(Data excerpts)

.....

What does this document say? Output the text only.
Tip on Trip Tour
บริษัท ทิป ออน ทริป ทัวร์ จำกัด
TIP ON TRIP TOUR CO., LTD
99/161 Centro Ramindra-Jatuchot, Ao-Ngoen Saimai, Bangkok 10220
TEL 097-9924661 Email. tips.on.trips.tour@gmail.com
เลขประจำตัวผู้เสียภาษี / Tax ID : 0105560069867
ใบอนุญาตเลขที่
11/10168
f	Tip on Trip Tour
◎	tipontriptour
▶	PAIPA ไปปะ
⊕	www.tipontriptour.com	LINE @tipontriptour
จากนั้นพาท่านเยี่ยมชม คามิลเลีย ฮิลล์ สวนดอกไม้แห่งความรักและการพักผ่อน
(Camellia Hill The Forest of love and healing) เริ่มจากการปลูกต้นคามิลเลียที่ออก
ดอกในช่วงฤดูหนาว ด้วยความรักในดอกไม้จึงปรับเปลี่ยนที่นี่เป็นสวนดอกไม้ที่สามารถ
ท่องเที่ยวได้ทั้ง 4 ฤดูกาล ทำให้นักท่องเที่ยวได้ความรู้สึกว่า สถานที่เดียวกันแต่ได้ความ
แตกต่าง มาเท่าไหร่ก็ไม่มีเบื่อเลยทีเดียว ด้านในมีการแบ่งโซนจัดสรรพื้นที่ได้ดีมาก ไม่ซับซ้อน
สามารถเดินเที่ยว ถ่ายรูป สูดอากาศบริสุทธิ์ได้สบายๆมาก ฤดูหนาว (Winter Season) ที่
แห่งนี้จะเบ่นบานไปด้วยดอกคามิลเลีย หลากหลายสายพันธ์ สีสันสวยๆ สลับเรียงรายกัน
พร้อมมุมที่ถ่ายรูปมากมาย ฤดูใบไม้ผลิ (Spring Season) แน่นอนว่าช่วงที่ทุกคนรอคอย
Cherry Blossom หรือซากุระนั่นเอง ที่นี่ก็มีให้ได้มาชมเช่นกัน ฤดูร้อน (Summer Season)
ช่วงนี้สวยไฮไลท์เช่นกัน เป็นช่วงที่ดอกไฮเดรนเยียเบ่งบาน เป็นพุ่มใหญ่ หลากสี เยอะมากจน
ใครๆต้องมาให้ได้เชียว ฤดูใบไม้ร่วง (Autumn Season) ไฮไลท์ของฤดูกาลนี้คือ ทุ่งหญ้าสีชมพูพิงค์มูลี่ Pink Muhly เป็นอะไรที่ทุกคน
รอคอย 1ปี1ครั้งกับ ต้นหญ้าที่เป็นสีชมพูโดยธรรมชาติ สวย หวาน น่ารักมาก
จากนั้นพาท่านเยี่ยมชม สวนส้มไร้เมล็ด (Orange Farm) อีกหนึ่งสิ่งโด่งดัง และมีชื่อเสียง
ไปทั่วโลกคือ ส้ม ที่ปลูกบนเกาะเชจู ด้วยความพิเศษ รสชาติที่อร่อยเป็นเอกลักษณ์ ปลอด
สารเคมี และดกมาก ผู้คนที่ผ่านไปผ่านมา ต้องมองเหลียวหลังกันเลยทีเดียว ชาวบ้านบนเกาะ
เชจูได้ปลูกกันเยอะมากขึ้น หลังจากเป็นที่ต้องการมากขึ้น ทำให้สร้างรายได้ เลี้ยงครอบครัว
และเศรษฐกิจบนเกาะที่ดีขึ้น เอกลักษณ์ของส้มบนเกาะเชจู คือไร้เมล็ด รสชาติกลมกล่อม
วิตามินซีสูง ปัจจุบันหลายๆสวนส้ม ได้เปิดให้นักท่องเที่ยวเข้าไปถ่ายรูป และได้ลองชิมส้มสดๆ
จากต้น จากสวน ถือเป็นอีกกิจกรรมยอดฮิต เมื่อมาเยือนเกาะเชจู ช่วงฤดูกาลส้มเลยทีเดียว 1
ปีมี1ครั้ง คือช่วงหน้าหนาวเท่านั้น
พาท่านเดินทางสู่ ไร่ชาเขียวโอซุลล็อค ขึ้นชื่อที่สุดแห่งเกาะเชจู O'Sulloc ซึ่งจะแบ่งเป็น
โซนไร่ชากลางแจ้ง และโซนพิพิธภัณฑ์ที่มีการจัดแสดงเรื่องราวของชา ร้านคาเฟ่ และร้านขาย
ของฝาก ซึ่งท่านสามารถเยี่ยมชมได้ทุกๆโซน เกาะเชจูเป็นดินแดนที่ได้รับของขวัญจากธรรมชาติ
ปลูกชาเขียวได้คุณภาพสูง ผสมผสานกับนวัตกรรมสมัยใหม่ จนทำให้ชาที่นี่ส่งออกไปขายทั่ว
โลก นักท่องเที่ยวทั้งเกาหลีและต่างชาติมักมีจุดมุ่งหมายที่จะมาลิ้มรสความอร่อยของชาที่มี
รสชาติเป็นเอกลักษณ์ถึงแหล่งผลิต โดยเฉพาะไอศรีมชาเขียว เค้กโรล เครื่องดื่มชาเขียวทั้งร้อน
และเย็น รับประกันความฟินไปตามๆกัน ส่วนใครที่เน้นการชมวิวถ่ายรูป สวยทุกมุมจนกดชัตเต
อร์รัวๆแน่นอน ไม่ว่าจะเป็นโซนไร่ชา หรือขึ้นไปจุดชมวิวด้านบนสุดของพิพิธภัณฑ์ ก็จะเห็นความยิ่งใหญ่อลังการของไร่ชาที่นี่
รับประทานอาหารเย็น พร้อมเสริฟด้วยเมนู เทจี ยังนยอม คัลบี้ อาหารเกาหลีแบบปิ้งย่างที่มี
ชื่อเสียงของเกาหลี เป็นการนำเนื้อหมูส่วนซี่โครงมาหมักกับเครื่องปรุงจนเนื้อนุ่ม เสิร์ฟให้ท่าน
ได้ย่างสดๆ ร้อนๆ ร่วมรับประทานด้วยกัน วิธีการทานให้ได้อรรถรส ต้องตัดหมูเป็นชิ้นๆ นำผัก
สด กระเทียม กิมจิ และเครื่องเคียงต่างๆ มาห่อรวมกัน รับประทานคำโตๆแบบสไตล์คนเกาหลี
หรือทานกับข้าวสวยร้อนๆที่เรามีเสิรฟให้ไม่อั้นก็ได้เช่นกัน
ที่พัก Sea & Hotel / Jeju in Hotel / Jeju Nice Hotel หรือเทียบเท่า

.....

**Problem details:** Take every line containing the word "tipontriptour" and copy it.

**Answer below:**
◎	tipontriptour
⊕	www.tipontriptour.com	LINE @tipontriptour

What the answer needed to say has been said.